• Supplied passage
"""

Vertex-centric programming framework for implementing custom iterative graph algorithms using the Pregel computational model. The Pregel API enables distributed graph computation through a message-passing paradigm where vertices receive messages, update their state, and send messages to neighbors.
The main Pregel computation API for implementing vertex-centric iterative algorithms.
/**
* Execute a Pregel computation on the graph
* @param initialMsg Initial message sent to all vertices in first iteration
* @param maxIterations Maximum number of iterations (default: no limit)
* @param activeDirection Edge direction for active vertices (default: Either)

"""

• Available records
"""

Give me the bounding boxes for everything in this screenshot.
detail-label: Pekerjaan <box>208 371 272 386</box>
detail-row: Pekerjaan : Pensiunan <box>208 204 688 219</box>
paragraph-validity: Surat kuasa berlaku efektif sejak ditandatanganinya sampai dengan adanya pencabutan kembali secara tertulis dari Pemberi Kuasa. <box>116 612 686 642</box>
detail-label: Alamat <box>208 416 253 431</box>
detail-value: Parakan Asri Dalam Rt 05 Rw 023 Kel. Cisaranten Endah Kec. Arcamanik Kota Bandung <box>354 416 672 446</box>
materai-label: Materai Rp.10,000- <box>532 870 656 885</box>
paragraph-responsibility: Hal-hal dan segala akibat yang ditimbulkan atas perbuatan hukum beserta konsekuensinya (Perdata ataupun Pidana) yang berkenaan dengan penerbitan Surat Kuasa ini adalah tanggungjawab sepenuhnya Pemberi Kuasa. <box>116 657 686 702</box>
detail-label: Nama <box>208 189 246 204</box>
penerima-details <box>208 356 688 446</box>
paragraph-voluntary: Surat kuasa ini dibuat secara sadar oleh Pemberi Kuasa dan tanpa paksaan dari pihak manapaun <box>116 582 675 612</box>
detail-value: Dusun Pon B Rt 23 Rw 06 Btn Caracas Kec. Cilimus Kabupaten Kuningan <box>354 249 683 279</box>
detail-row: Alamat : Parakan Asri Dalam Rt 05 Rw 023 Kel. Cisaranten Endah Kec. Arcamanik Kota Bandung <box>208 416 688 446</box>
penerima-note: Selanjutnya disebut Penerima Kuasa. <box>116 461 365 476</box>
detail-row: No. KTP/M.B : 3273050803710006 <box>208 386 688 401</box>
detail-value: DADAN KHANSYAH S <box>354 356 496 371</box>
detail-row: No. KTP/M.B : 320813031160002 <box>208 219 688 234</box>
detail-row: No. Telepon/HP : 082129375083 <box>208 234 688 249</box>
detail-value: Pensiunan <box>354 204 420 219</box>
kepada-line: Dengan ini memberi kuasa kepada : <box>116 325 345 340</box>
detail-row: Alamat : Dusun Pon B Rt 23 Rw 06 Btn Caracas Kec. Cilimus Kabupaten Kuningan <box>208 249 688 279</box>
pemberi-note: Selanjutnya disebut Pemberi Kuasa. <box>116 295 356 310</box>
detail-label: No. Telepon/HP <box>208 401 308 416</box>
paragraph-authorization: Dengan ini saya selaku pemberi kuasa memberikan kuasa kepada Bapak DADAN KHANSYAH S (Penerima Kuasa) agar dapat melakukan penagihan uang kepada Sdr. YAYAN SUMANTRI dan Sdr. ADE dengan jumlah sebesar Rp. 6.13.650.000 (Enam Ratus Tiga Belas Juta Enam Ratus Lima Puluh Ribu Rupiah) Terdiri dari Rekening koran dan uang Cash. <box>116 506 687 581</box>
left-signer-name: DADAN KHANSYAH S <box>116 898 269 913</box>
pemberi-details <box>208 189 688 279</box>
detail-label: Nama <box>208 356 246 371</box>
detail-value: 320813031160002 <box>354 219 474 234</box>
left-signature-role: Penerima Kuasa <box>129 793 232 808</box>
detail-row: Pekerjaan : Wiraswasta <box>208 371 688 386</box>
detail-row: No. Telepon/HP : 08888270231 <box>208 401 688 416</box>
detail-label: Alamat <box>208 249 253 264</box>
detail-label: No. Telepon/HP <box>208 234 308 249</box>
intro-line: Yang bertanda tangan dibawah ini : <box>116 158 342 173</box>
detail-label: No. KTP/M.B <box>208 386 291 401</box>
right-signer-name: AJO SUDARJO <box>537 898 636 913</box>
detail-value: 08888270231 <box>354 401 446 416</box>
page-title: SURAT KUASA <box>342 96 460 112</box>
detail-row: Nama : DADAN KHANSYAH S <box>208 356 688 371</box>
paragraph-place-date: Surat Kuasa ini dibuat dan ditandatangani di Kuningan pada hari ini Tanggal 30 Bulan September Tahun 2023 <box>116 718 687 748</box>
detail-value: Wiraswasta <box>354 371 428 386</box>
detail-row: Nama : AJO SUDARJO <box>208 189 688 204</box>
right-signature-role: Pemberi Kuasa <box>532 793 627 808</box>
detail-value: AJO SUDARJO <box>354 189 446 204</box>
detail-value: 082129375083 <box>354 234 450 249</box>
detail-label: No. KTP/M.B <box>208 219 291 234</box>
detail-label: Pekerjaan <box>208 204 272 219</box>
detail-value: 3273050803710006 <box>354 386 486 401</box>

"""

• Required actions
a - According to the Pregel API description, what is the default edge direction for active vertices?
b - Reproduce the entries without changes, from their first line up to and including the line with "detail-row: Pekerjaan : Pensiunan".

• Problem solutions
a - Either

b -
Give me the bounding boxes for everything in this screenshot.
detail-label: Pekerjaan <box>208 371 272 386</box>
detail-row: Pekerjaan : Pensiunan <box>208 204 688 219</box>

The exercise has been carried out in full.